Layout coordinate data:
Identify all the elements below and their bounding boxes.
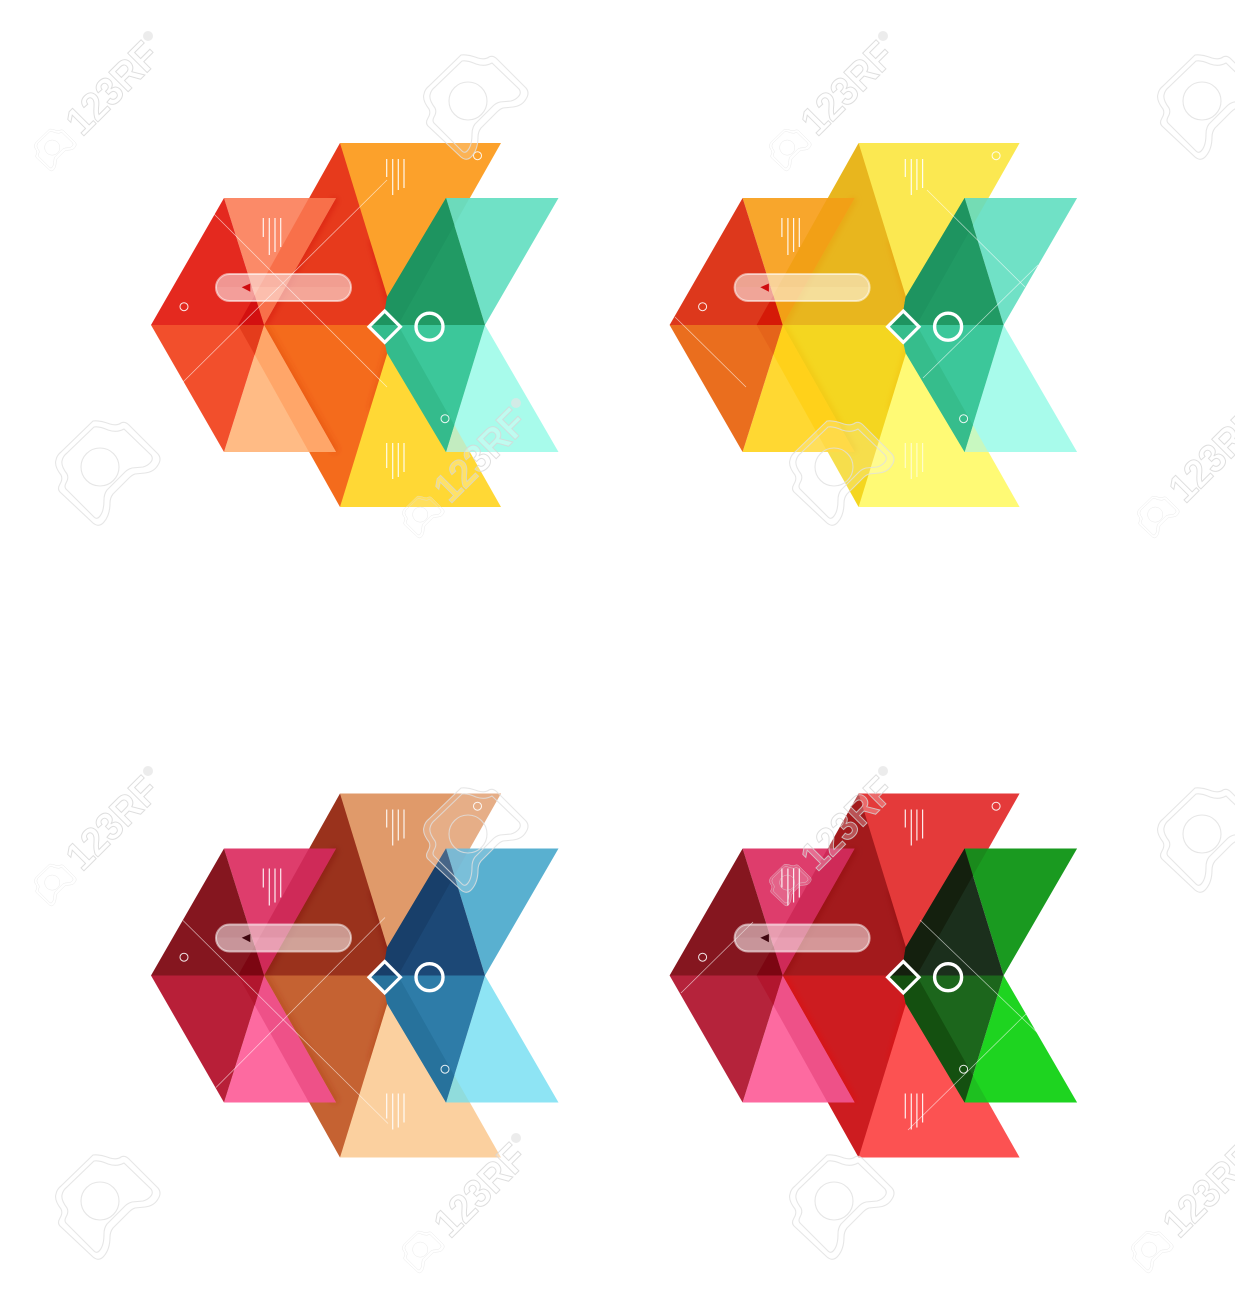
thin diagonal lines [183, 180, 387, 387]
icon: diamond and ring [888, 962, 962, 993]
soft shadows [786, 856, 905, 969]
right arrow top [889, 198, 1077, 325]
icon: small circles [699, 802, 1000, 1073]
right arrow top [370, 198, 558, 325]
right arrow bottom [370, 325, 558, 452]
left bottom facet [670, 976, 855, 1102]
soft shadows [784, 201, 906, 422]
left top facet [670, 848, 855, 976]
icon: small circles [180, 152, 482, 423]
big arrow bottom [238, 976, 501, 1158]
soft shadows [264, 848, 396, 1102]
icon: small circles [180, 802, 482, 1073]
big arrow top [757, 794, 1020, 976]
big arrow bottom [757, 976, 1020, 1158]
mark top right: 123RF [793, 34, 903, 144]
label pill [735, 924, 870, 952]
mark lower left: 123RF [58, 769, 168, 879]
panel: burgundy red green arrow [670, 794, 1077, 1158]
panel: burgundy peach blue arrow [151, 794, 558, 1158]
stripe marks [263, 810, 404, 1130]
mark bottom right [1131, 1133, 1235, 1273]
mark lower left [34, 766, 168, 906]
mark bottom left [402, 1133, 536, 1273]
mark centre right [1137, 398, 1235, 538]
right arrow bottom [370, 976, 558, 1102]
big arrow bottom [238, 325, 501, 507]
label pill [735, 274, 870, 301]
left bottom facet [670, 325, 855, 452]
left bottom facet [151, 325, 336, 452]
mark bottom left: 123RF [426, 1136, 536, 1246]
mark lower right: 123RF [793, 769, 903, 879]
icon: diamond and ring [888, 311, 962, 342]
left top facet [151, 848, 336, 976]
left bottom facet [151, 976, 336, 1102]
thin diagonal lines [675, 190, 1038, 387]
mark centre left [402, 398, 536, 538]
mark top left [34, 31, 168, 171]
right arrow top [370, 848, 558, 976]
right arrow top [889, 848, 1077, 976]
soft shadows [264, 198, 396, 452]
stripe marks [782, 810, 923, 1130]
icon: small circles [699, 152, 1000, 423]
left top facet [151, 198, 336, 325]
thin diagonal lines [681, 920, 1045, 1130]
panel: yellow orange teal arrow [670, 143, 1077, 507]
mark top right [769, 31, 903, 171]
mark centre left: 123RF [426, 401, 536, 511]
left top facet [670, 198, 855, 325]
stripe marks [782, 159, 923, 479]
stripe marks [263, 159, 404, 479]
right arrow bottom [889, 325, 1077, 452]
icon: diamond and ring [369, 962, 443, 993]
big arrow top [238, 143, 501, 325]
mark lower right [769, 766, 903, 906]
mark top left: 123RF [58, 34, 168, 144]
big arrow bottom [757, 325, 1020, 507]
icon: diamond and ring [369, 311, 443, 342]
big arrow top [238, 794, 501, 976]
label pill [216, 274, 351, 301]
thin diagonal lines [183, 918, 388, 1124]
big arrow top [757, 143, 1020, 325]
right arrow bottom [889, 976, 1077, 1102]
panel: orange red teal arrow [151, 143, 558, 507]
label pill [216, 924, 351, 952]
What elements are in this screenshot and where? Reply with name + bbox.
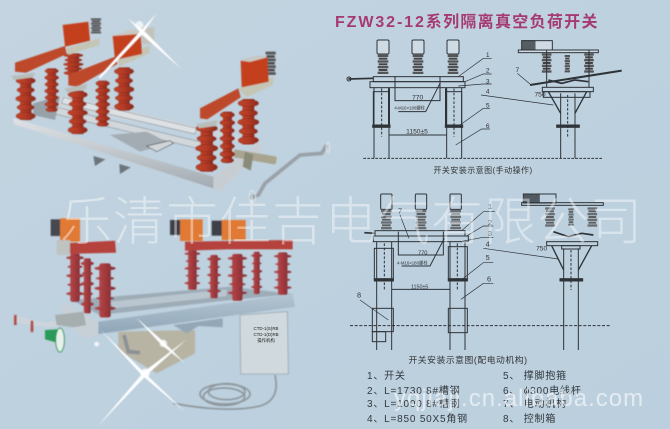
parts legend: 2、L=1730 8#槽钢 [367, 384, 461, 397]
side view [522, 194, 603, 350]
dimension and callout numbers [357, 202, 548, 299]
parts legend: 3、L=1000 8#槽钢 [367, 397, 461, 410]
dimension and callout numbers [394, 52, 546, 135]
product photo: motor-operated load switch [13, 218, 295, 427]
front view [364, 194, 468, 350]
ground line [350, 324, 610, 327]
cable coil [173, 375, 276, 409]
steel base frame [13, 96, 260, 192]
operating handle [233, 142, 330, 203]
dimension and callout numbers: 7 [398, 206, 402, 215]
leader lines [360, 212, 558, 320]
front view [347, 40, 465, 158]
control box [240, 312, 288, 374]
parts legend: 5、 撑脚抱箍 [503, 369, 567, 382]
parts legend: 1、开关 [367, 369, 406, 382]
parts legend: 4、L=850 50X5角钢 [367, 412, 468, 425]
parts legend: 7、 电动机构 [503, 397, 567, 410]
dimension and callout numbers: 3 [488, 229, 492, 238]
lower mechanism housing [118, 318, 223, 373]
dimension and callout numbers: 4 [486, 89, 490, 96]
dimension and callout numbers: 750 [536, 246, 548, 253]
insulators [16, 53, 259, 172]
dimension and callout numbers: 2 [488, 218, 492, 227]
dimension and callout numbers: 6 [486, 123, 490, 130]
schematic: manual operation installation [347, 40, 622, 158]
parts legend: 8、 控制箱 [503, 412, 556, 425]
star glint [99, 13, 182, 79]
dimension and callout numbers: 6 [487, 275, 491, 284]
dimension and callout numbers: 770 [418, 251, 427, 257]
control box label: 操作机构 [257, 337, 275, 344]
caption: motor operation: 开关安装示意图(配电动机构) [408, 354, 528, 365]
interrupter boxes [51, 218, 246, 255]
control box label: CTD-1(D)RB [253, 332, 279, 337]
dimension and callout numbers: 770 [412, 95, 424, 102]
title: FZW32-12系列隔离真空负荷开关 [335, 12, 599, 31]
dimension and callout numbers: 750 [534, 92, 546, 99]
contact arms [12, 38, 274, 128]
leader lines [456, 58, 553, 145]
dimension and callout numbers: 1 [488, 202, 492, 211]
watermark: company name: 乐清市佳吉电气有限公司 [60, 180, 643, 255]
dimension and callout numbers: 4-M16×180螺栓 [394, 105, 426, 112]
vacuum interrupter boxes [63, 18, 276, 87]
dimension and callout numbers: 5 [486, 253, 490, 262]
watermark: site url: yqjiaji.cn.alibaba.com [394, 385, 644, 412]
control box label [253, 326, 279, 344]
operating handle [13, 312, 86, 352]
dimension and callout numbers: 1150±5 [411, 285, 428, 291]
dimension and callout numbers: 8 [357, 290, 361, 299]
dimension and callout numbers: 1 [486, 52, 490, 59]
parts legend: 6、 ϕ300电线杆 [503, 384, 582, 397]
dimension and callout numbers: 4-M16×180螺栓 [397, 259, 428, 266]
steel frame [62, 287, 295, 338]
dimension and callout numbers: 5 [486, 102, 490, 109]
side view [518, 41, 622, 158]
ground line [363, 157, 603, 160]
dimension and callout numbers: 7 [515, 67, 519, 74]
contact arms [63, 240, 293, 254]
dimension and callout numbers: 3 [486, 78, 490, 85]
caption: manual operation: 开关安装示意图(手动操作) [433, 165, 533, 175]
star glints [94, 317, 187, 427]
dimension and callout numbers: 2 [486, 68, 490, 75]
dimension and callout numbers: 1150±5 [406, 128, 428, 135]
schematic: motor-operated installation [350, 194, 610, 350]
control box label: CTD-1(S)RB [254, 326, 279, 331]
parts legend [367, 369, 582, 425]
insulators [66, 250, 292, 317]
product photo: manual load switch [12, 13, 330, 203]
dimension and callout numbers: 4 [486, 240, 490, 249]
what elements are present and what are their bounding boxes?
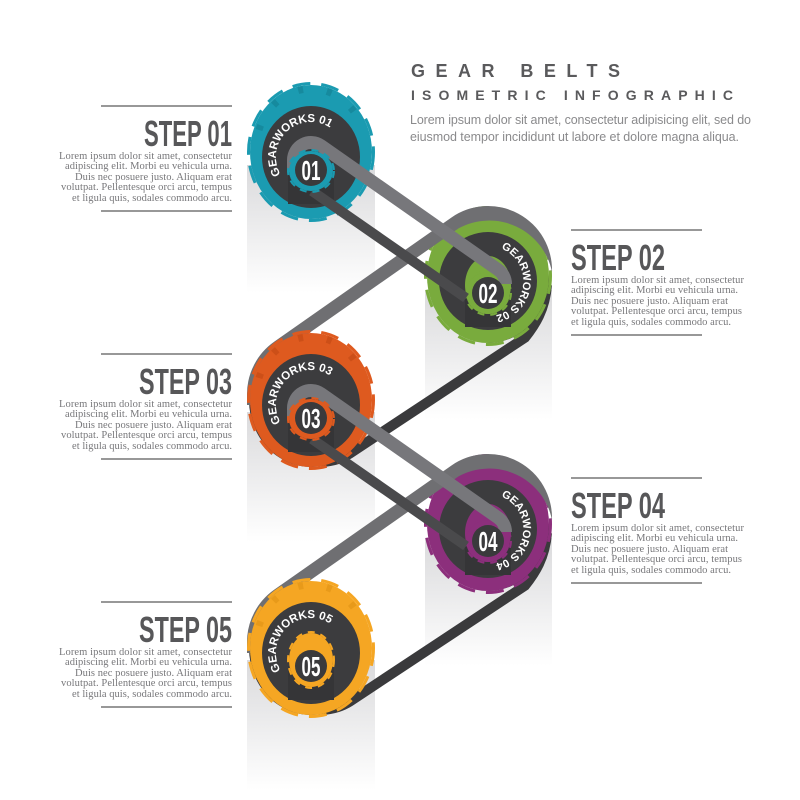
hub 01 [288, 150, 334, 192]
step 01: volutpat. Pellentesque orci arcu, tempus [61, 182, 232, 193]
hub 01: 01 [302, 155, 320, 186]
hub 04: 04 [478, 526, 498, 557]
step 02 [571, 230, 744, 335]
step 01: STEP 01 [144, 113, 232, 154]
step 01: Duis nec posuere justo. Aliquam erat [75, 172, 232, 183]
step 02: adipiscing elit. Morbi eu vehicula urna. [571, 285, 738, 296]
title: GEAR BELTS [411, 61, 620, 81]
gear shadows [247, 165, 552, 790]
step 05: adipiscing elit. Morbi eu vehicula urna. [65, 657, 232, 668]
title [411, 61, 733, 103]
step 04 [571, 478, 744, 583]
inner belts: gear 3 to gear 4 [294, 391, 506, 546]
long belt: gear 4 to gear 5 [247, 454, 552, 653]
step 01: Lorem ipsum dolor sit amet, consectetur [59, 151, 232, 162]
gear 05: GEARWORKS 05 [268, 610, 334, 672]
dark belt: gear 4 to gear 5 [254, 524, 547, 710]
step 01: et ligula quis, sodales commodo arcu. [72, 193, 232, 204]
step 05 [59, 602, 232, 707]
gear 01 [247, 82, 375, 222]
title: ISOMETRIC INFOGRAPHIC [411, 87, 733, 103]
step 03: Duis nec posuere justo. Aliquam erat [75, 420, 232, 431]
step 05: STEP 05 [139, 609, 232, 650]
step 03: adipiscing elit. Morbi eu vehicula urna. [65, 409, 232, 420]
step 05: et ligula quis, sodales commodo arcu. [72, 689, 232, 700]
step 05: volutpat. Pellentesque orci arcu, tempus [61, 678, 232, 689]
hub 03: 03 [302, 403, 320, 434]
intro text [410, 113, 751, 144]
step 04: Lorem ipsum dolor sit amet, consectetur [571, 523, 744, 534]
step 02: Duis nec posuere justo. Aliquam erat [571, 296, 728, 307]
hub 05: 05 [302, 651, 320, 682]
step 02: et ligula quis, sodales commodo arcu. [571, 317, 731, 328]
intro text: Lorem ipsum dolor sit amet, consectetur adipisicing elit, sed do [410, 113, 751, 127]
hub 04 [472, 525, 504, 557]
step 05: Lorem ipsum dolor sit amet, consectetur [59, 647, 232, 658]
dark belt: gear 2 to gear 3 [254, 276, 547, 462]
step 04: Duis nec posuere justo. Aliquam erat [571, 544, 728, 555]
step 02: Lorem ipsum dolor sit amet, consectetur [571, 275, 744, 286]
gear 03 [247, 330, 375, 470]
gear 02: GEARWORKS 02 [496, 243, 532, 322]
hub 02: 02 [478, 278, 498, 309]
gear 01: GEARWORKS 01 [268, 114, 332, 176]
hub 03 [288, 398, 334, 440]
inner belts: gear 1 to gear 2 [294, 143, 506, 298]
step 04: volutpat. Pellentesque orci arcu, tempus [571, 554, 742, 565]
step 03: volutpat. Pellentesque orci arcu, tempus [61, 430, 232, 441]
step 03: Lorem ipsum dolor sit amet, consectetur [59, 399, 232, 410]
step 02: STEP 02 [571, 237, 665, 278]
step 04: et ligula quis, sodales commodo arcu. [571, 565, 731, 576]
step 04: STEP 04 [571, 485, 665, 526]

## Task goal
Count the lines in the data above that contain the string "Pellentesque", and give only the number.

## Task response
4